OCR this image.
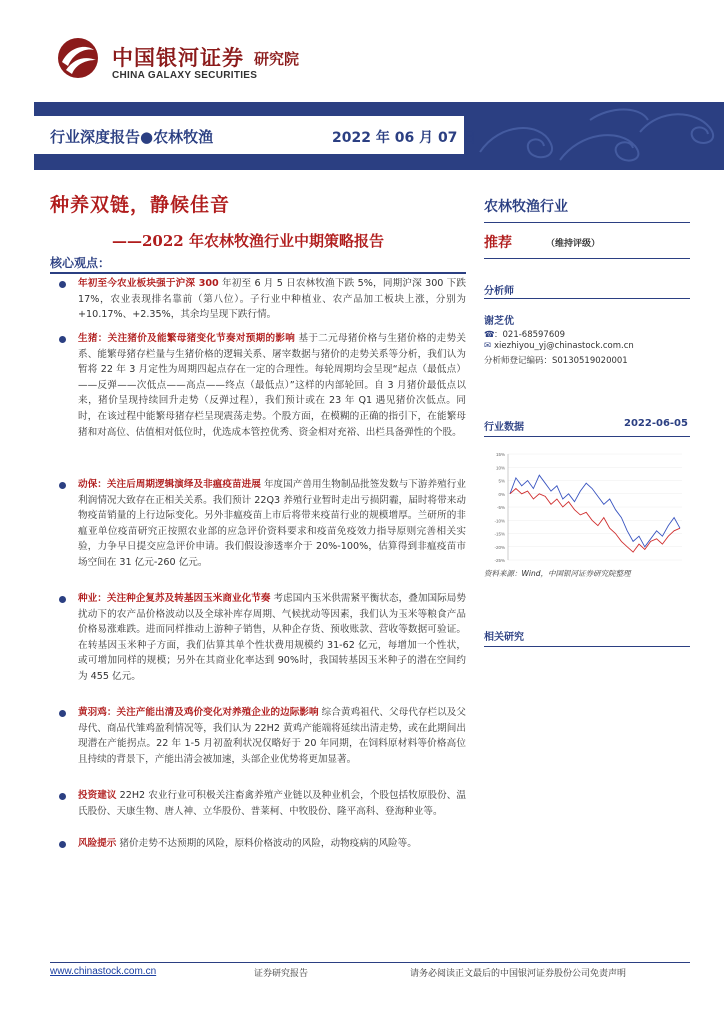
中国银河证券
CHINA GALAXY SECURITIES
研究院
行业深度报告●农林牧渔	2022 年 06 月 07 日
种养双链，静候佳音
——2022 年农林牧渔行业中期策略报告
核心观点：
年初至今农业板块强于沪深 300 年初至 6 月 5 日农林牧渔下跌 5%，同期沪深 300 下跌 17%，农业表现排名靠前（第八位）。子行业中种植业、农产品加工板块上涨，分别为+10.17%、+2.35%，其余均呈现下跌行情。
生猪：关注猪价及能繁母猪变化节奏对预期的影响 基于二元母猪价格与生猪价格的走势关系、能繁母猪存栏量与生猪价格的逻辑关系、屠宰数据与猪价的走势关系等分析，我们认为暂将 22 年 3 月定性为周期四起点存在一定的合理性。每轮周期均会呈现“起点（最低点）——反弹——次低点——高点——终点（最低点）”这样的内部轮回。自 3 月猪价最低点以来，猪价呈现持续回升走势（反弹过程），我们预计或在 23 年 Q1 遇见猪价次低点。同时，在该过程中能繁母猪存栏呈现震荡走势。个股方面，在模糊的正确的指引下，在能繁母猪和对高位、估值相对低位时，优选成本管控优秀、资金相对充裕、出栏具备弹性的个股。
动保：关注后周期逻辑演绎及非瘟疫苗进展 年度国产兽用生物制品批签发数与下游养殖行业利润情况大致存在正相关关系。我们预计 22Q3 养殖行业暂时走出亏损阴霾，届时将带来动物疫苗销量的上行边际变化。另外非瘟疫苗上市后将带来疫苗行业的规模增厚。兰研所的非瘟亚单位疫苗研究正按照农业部的应急评价资料要求和疫苗免疫效力指导原则完善相关实验，力争早日提交应急评价申请。我们假设渗透率介于 20%-100%，估算得到非瘟疫苗市场空间在 31 亿元-260 亿元。
种业：关注种企复苏及转基因玉米商业化节奏 考虑国内玉米供需紧平衡状态，叠加国际局势扰动下的农产品价格波动以及全球补库存周期、气候扰动等因素，我们认为玉米等粮食产品价格易涨难跌。进而同样推动上游种子销售，从种企存货、预收账款、营收等数据可验证。在转基因玉米种子方面，我们估算其单个性状费用规模约 31-62 亿元，每增加一个性状，或可增加同样的规模；另外在其商业化率达到 90%时，我国转基因玉米种子的潜在空间约为 455 亿元。
黄羽鸡：关注产能出清及鸡价变化对养殖企业的边际影响 综合黄鸡祖代、父母代存栏以及父母代、商品代雏鸡盈利情况等，我们认为 22H2 黄鸡产能端将延续出清走势，或在此期间出现潜在产能拐点。22 年 1-5 月初盈利状况仅略好于 20 年同期，在饲料原材料等价格高位且持续的背景下，产能出清会被加速，头部企业优势将更加显著。
投资建议 22H2 农业行业可积极关注畜禽养殖产业链以及种业机会，个股包括牧原股份、温氏股份、天康生物、唐人神、立华股份、普莱柯、中牧股份、隆平高科、登海种业等。
风险提示 猪价走势不达预期的风险，原料价格波动的风险，动物疫病的风险等。
农林牧渔行业
推荐	（维持评级）
分析师
谢芝优
☎：021-68597609
✉ xiezhiyou_yj@chinastock.com.cn
分析师登记编码：S0130519020001
行业数据	2022-06-05
15%
10%
5%
0%
-5%
-10%
-15%
-20%
-25%
资料来源：Wind，中国银河证券研究院整理
相关研究
www.chinastock.com.cn	证券研究报告	请务必阅读正文最后的中国银河证券股份公司免责声明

+++

TASK REQUIREMENTS:
Using the material above, set down every line exactly, but skip the pictures.

THE SOLUTION:
OCR this image.
中国银河证券
CHINA GALAXY SECURITIES
研究院
行业深度报告●农林牧渔	2022 年 06 月 07 日
种养双链，静候佳音
——2022 年农林牧渔行业中期策略报告
核心观点：
年初至今农业板块强于沪深 300 年初至 6 月 5 日农林牧渔下跌 5%，同期沪深 300 下跌 17%，农业表现排名靠前（第八位）。子行业中种植业、农产品加工板块上涨，分别为+10.17%、+2.35%，其余均呈现下跌行情。
生猪：关注猪价及能繁母猪变化节奏对预期的影响 基于二元母猪价格与生猪价格的走势关系、能繁母猪存栏量与生猪价格的逻辑关系、屠宰数据与猪价的走势关系等分析，我们认为暂将 22 年 3 月定性为周期四起点存在一定的合理性。每轮周期均会呈现“起点（最低点）——反弹——次低点——高点——终点（最低点）”这样的内部轮回。自 3 月猪价最低点以来，猪价呈现持续回升走势（反弹过程），我们预计或在 23 年 Q1 遇见猪价次低点。同时，在该过程中能繁母猪存栏呈现震荡走势。个股方面，在模糊的正确的指引下，在能繁母猪和对高位、估值相对低位时，优选成本管控优秀、资金相对充裕、出栏具备弹性的个股。
动保：关注后周期逻辑演绎及非瘟疫苗进展 年度国产兽用生物制品批签发数与下游养殖行业利润情况大致存在正相关关系。我们预计 22Q3 养殖行业暂时走出亏损阴霾，届时将带来动物疫苗销量的上行边际变化。另外非瘟疫苗上市后将带来疫苗行业的规模增厚。兰研所的非瘟亚单位疫苗研究正按照农业部的应急评价资料要求和疫苗免疫效力指导原则完善相关实验，力争早日提交应急评价申请。我们假设渗透率介于 20%-100%，估算得到非瘟疫苗市场空间在 31 亿元-260 亿元。
种业：关注种企复苏及转基因玉米商业化节奏 考虑国内玉米供需紧平衡状态，叠加国际局势扰动下的农产品价格波动以及全球补库存周期、气候扰动等因素，我们认为玉米等粮食产品价格易涨难跌。进而同样推动上游种子销售，从种企存货、预收账款、营收等数据可验证。在转基因玉米种子方面，我们估算其单个性状费用规模约 31-62 亿元，每增加一个性状，或可增加同样的规模；另外在其商业化率达到 90%时，我国转基因玉米种子的潜在空间约为 455 亿元。
黄羽鸡：关注产能出清及鸡价变化对养殖企业的边际影响 综合黄鸡祖代、父母代存栏以及父母代、商品代雏鸡盈利情况等，我们认为 22H2 黄鸡产能端将延续出清走势，或在此期间出现潜在产能拐点。22 年 1-5 月初盈利状况仅略好于 20 年同期，在饲料原材料等价格高位且持续的背景下，产能出清会被加速，头部企业优势将更加显著。
投资建议 22H2 农业行业可积极关注畜禽养殖产业链以及种业机会，个股包括牧原股份、温氏股份、天康生物、唐人神、立华股份、普莱柯、中牧股份、隆平高科、登海种业等。
风险提示 猪价走势不达预期的风险，原料价格波动的风险，动物疫病的风险等。
农林牧渔行业
推荐	（维持评级）
分析师
谢芝优
☎：021-68597609
✉ xiezhiyou_yj@chinastock.com.cn
分析师登记编码：S0130519020001
行业数据	2022-06-05
15%
10%
5%
0%
-5%
-10%
-15%
-20%
-25%
资料来源：Wind，中国银河证券研究院整理
相关研究
www.chinastock.com.cn	证券研究报告	请务必阅读正文最后的中国银河证券股份公司免责声明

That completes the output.